* PROBLEM TO WORK ON:
Copy each line of the entries that contains the word "structured".

(Rows from a dataset)
···
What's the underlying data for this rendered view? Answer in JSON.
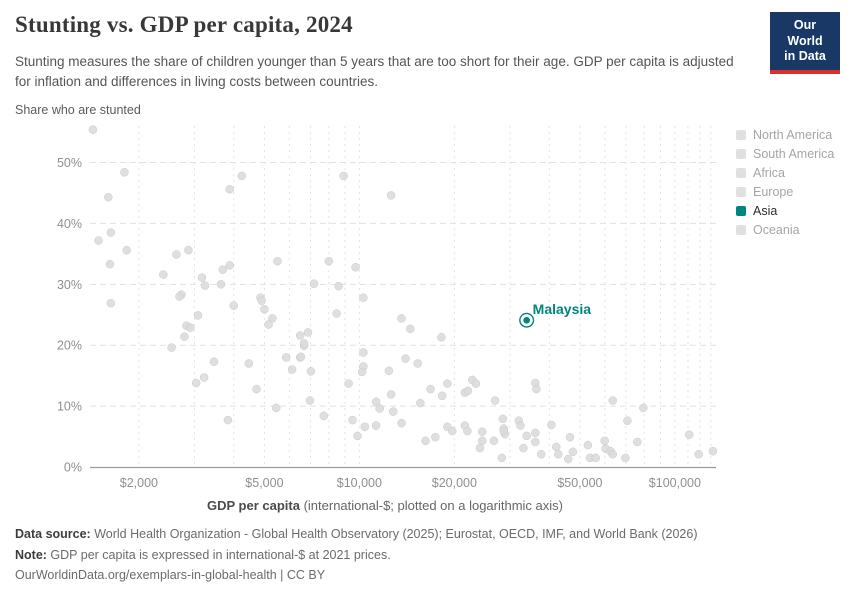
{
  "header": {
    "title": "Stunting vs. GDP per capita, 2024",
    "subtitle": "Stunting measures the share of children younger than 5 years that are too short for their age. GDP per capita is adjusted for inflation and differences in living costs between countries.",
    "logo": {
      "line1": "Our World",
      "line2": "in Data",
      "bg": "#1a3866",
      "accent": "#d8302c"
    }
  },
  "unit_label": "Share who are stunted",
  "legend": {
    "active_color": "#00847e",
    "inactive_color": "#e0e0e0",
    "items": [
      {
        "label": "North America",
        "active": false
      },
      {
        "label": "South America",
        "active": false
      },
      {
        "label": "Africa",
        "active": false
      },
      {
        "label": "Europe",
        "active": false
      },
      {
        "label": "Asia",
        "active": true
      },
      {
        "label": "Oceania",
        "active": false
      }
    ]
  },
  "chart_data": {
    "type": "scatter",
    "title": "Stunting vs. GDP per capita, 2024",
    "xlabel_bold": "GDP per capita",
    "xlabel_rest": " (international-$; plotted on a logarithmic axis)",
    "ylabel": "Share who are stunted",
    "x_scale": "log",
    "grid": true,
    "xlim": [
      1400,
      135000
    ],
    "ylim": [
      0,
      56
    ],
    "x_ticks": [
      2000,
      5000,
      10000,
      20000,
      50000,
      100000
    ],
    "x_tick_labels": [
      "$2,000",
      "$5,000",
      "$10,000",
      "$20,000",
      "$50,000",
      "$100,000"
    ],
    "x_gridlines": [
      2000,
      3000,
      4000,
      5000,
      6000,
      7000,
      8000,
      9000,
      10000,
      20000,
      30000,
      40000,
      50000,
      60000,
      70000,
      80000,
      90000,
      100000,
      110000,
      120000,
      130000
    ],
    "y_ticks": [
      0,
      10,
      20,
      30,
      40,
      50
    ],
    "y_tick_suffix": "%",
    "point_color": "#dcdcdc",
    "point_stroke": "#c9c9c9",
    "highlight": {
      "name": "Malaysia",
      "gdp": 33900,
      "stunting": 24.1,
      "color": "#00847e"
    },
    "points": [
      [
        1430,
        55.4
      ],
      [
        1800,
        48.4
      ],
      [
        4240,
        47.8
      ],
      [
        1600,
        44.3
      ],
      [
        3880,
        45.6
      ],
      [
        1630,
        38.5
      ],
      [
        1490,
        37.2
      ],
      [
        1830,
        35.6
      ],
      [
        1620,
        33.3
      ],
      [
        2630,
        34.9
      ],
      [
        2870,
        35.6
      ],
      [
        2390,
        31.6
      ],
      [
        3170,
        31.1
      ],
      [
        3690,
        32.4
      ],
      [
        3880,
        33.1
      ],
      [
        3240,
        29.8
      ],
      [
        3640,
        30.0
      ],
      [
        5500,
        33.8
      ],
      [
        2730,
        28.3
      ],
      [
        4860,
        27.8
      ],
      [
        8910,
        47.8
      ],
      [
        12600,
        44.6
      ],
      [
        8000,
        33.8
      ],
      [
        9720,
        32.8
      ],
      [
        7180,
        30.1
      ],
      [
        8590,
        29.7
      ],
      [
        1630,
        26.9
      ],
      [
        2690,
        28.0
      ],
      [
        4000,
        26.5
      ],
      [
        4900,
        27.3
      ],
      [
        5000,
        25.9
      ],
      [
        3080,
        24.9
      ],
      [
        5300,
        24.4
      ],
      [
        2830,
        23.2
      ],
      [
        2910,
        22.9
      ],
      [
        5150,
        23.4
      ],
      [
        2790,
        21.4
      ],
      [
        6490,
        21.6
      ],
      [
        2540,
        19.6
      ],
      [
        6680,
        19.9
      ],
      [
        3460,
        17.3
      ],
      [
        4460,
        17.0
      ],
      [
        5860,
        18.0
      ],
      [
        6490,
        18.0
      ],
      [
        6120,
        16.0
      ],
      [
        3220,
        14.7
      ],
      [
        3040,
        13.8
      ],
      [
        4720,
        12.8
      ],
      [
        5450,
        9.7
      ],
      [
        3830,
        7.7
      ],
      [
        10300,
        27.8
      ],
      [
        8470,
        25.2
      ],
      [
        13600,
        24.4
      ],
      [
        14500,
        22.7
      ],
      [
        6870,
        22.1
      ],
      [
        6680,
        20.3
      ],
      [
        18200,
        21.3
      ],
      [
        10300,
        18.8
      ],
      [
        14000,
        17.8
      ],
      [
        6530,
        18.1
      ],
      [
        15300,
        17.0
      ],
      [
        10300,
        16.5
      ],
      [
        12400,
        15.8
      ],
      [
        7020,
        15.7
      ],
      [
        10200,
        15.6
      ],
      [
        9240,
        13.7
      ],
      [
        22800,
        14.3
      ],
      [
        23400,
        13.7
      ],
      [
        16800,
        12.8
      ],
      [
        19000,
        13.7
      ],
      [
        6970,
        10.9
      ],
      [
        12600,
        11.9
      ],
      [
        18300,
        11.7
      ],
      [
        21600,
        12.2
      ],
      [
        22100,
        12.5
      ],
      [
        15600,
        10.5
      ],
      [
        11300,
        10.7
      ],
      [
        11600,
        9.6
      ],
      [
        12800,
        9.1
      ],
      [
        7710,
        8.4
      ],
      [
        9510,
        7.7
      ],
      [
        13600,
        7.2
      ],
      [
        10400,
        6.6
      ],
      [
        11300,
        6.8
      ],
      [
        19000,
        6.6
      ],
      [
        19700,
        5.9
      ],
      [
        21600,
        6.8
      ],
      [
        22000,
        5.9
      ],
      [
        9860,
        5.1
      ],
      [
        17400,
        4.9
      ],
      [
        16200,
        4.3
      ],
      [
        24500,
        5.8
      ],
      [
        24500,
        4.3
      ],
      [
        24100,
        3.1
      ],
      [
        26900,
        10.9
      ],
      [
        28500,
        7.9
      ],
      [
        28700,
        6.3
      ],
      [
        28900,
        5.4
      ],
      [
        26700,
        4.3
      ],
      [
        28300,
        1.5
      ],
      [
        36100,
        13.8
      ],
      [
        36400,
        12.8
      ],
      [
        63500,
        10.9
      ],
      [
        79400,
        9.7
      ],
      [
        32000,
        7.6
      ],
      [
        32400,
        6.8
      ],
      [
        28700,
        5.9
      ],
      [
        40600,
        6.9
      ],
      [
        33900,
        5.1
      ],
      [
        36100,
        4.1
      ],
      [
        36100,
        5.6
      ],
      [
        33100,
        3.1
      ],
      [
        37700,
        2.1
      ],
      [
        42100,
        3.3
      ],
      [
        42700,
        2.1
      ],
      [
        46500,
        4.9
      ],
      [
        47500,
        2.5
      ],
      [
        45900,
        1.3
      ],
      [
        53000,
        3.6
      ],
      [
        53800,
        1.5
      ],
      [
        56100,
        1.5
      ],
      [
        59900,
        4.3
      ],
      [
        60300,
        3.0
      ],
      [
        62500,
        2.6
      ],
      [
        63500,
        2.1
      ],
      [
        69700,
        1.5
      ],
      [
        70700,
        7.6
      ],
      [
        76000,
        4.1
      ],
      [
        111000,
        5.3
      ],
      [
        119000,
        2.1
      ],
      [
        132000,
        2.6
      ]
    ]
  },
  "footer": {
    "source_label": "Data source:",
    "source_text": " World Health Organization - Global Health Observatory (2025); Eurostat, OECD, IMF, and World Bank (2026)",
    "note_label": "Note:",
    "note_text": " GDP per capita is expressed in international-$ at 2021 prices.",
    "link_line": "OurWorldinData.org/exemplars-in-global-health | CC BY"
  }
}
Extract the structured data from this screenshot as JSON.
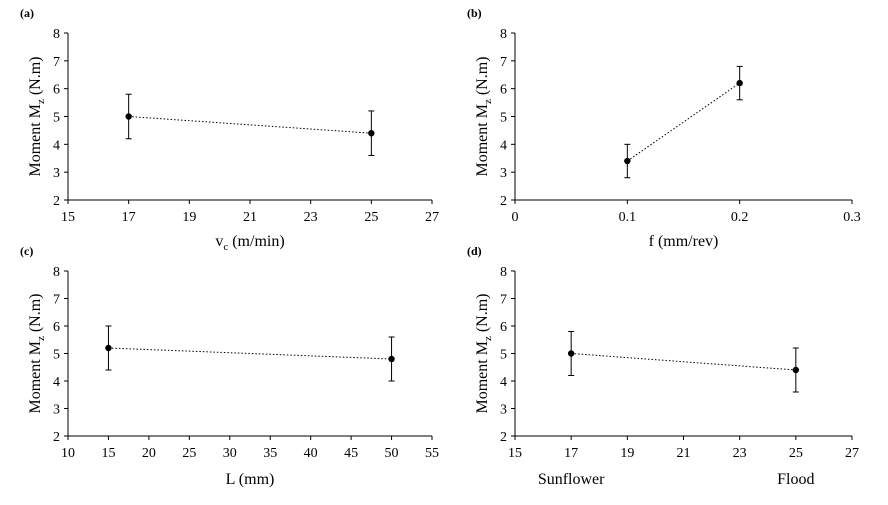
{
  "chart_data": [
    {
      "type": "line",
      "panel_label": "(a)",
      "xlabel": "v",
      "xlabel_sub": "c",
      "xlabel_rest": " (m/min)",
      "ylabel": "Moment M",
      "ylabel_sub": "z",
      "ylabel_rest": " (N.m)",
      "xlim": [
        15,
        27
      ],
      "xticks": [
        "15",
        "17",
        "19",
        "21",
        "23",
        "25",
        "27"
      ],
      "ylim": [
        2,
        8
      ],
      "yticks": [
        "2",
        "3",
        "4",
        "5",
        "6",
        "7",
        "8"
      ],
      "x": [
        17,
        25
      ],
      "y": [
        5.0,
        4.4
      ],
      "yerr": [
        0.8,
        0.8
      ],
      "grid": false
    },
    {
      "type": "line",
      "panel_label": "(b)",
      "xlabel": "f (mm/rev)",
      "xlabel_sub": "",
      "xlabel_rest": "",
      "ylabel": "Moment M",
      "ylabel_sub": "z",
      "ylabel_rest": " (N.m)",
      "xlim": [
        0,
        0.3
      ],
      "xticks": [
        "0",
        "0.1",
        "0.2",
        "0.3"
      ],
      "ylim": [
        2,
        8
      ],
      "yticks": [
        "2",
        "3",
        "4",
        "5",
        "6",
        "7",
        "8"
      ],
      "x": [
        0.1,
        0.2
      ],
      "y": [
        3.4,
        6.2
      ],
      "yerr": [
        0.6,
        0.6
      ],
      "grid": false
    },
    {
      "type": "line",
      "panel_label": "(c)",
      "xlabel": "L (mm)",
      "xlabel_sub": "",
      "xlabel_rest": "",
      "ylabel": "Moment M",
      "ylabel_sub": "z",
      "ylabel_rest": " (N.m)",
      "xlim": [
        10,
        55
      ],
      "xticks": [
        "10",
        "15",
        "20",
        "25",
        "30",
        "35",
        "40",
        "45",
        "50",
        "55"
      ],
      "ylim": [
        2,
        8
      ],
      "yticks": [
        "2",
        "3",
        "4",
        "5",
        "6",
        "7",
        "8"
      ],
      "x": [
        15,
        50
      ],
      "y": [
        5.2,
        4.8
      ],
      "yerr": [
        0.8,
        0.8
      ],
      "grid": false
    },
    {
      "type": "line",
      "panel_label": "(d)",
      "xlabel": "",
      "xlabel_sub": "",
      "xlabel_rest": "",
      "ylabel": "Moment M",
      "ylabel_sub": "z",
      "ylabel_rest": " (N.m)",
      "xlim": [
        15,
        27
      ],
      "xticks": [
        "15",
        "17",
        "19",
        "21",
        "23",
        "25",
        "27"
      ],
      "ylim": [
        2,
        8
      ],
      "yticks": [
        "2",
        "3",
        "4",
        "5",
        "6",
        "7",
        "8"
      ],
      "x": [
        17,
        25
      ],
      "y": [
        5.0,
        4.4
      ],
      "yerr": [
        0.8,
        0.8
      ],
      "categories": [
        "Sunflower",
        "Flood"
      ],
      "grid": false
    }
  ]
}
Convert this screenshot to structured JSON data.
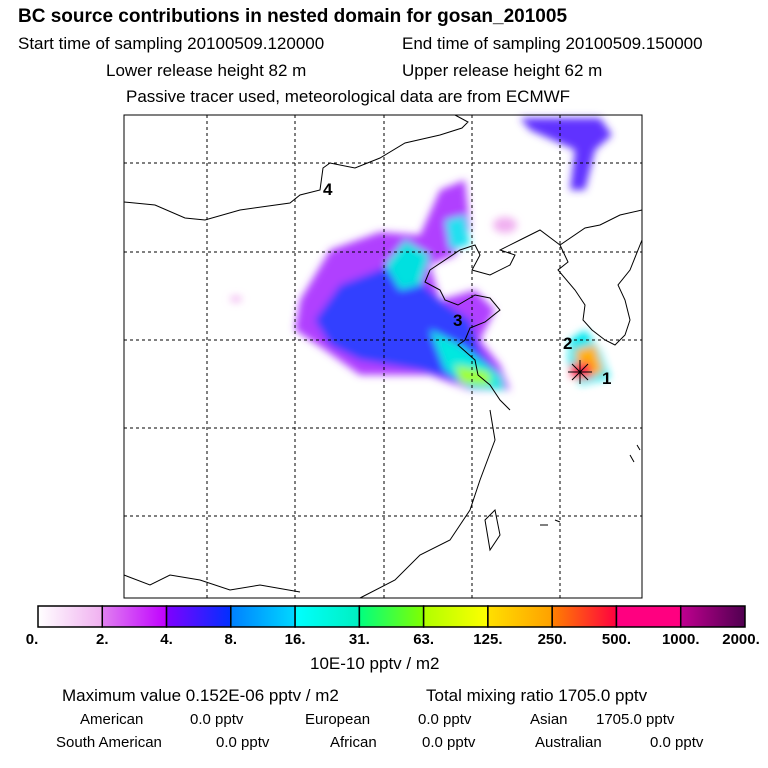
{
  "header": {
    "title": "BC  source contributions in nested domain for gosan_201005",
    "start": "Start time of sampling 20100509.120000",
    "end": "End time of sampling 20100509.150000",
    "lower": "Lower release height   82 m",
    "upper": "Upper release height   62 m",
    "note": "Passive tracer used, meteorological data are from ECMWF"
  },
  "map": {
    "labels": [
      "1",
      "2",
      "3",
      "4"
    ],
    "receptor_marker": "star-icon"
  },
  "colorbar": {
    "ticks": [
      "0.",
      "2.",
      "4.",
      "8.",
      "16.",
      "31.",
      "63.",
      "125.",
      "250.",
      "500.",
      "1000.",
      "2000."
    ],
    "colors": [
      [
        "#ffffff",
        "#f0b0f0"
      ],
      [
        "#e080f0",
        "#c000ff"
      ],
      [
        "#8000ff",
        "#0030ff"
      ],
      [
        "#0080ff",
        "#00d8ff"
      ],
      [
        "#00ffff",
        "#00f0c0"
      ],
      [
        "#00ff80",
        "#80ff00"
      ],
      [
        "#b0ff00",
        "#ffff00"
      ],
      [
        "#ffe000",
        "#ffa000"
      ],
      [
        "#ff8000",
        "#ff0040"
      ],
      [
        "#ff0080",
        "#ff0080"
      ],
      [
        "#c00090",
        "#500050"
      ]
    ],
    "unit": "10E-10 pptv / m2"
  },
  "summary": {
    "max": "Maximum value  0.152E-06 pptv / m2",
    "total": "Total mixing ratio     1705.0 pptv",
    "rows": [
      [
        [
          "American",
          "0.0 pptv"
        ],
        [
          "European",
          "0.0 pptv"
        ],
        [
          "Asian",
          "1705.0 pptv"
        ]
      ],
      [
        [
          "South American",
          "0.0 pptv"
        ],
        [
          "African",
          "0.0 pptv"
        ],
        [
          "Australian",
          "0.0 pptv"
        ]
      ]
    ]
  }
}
···
* RIGHT ANSWER:
Extract the structured data from this screenshot as JSON.
Convert this screenshot to structured JSON data.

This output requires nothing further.